— Some records —
------------
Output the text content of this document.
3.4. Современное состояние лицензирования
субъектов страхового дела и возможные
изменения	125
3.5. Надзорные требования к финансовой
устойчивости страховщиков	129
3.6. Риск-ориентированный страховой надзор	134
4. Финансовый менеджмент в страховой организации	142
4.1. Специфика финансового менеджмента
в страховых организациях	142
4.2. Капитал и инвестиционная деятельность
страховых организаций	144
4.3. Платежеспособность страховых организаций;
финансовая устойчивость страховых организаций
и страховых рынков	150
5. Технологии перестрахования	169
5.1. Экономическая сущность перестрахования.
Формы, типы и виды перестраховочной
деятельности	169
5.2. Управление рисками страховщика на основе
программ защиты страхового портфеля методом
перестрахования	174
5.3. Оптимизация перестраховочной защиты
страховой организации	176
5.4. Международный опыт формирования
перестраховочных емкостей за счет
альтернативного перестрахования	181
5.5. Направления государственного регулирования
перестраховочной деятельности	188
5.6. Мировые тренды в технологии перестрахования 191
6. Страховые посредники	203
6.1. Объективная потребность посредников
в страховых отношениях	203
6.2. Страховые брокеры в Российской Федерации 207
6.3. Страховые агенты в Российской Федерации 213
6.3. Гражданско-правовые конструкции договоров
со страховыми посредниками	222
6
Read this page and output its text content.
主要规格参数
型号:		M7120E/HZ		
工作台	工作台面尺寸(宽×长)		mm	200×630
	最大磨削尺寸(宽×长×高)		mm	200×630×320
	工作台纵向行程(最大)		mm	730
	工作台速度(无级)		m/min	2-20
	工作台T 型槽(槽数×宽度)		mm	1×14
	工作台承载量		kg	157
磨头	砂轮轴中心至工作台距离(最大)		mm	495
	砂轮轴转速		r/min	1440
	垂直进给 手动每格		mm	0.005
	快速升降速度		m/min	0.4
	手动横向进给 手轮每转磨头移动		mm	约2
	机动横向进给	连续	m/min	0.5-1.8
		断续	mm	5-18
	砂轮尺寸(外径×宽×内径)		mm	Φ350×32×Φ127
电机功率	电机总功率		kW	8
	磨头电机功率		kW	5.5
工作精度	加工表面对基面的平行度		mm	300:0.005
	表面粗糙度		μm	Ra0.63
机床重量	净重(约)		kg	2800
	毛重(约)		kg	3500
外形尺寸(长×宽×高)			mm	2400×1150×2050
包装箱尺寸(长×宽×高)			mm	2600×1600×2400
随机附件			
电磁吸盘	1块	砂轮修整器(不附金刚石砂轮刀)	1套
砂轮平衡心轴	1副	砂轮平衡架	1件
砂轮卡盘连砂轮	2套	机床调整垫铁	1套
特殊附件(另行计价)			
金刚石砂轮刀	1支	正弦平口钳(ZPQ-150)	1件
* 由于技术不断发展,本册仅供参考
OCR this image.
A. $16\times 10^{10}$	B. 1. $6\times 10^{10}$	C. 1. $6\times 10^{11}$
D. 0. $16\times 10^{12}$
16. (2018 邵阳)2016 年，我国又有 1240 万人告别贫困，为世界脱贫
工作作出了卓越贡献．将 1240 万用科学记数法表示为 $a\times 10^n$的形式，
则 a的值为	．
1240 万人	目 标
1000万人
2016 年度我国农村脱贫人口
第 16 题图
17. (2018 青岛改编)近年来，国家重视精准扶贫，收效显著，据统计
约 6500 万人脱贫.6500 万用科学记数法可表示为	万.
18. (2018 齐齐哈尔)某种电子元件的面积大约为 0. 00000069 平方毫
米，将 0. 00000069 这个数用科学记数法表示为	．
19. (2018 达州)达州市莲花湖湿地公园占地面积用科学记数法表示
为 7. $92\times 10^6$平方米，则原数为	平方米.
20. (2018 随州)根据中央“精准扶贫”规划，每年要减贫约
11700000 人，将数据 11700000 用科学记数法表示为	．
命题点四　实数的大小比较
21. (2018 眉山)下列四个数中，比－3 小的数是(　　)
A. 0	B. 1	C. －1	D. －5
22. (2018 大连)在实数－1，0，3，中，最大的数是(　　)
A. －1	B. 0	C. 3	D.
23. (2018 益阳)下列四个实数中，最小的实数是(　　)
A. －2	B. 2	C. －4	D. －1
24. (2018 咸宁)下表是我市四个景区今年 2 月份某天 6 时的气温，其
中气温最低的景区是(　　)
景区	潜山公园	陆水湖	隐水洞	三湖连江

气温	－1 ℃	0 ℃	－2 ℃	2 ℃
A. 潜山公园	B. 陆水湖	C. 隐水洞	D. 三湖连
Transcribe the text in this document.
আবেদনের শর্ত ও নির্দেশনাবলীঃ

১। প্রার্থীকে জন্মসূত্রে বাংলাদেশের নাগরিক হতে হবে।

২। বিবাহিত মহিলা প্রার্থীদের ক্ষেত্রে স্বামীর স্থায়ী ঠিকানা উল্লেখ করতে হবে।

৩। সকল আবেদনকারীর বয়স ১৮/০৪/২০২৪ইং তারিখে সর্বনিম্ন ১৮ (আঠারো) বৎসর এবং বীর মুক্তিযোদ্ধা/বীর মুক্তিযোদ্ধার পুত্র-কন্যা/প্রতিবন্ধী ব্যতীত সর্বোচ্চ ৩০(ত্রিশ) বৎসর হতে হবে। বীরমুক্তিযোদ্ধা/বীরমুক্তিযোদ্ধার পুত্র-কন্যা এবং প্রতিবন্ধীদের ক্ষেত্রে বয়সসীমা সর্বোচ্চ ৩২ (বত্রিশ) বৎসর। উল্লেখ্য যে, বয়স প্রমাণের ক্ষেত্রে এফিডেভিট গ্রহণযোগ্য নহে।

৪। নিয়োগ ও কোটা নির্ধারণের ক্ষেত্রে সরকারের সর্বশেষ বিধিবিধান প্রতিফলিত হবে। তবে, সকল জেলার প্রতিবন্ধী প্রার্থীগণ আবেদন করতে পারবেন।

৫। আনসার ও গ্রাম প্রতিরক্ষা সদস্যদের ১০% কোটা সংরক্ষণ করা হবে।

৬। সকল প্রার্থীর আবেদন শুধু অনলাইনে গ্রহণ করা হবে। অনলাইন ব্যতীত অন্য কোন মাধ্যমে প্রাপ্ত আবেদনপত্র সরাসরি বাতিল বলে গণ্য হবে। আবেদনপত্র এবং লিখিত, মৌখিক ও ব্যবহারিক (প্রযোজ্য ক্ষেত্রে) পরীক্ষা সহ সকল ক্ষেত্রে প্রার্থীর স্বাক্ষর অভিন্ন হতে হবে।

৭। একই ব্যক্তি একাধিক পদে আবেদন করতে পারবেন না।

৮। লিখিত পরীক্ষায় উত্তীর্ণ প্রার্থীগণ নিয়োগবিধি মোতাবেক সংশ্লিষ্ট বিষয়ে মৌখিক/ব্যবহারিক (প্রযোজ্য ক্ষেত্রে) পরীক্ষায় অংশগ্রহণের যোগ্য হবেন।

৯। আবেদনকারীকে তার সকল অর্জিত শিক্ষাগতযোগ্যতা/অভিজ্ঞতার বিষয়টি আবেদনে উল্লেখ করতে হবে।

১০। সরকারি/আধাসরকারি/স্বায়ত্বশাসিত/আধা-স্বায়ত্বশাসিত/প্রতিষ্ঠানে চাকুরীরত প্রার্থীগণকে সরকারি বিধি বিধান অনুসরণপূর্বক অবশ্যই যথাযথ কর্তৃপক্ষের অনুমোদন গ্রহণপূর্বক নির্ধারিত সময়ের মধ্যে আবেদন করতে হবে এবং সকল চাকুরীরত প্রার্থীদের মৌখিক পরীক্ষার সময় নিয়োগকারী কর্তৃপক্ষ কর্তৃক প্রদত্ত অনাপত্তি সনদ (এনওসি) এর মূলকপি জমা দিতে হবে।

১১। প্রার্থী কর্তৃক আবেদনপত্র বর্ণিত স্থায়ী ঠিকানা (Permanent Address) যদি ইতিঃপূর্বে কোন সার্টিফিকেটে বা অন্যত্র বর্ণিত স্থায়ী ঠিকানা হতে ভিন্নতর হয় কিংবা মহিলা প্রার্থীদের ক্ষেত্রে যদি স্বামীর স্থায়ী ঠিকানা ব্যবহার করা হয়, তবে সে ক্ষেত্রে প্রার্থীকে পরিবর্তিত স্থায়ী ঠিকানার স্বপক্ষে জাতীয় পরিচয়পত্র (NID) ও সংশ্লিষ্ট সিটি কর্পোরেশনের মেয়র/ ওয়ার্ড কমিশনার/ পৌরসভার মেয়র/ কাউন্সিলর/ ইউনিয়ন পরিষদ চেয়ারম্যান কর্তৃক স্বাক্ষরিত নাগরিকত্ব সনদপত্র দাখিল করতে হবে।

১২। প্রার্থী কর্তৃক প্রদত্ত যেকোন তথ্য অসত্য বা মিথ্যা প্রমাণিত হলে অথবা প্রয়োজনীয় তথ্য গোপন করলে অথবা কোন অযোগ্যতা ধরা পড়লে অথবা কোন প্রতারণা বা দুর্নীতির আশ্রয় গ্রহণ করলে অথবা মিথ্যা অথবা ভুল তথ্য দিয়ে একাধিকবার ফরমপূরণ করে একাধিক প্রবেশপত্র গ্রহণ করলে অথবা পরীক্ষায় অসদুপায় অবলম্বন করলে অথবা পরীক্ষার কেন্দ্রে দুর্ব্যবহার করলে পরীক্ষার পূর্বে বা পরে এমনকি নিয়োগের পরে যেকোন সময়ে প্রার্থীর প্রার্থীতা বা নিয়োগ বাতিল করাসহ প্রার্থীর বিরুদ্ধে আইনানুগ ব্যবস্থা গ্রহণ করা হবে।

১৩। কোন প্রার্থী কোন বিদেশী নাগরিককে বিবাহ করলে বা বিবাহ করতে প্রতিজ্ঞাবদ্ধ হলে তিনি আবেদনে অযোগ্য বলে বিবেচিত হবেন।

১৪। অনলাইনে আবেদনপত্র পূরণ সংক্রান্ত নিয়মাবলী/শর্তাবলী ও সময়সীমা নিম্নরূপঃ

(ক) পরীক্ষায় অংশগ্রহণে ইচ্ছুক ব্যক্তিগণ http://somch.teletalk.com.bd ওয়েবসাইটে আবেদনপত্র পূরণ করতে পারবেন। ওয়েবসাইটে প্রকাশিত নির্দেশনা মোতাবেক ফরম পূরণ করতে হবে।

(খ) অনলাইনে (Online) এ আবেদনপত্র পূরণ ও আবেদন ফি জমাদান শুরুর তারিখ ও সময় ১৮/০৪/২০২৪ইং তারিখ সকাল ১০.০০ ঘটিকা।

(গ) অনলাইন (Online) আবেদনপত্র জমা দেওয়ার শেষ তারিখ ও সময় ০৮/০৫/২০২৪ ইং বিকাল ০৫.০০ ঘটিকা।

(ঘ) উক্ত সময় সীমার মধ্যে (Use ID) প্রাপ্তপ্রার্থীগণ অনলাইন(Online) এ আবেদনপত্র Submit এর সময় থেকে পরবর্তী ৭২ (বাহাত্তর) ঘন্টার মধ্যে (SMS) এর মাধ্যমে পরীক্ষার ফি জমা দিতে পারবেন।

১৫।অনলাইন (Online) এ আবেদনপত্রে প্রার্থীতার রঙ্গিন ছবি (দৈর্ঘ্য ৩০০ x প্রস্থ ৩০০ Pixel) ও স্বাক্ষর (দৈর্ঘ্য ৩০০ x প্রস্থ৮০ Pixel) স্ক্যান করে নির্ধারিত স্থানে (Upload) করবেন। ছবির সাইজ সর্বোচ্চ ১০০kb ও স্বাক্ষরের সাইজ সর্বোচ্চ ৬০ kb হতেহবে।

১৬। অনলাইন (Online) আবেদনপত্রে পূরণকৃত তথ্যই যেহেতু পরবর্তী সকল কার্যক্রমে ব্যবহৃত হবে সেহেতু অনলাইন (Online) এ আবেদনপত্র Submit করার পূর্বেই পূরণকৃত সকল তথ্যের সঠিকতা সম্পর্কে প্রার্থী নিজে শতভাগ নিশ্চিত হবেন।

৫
------------
From the records above, copy every line that holds the word "организаций".

страховых организаций	144
4.3. Платежеспособность страховых организаций;
финансовая устойчивость страховых организаций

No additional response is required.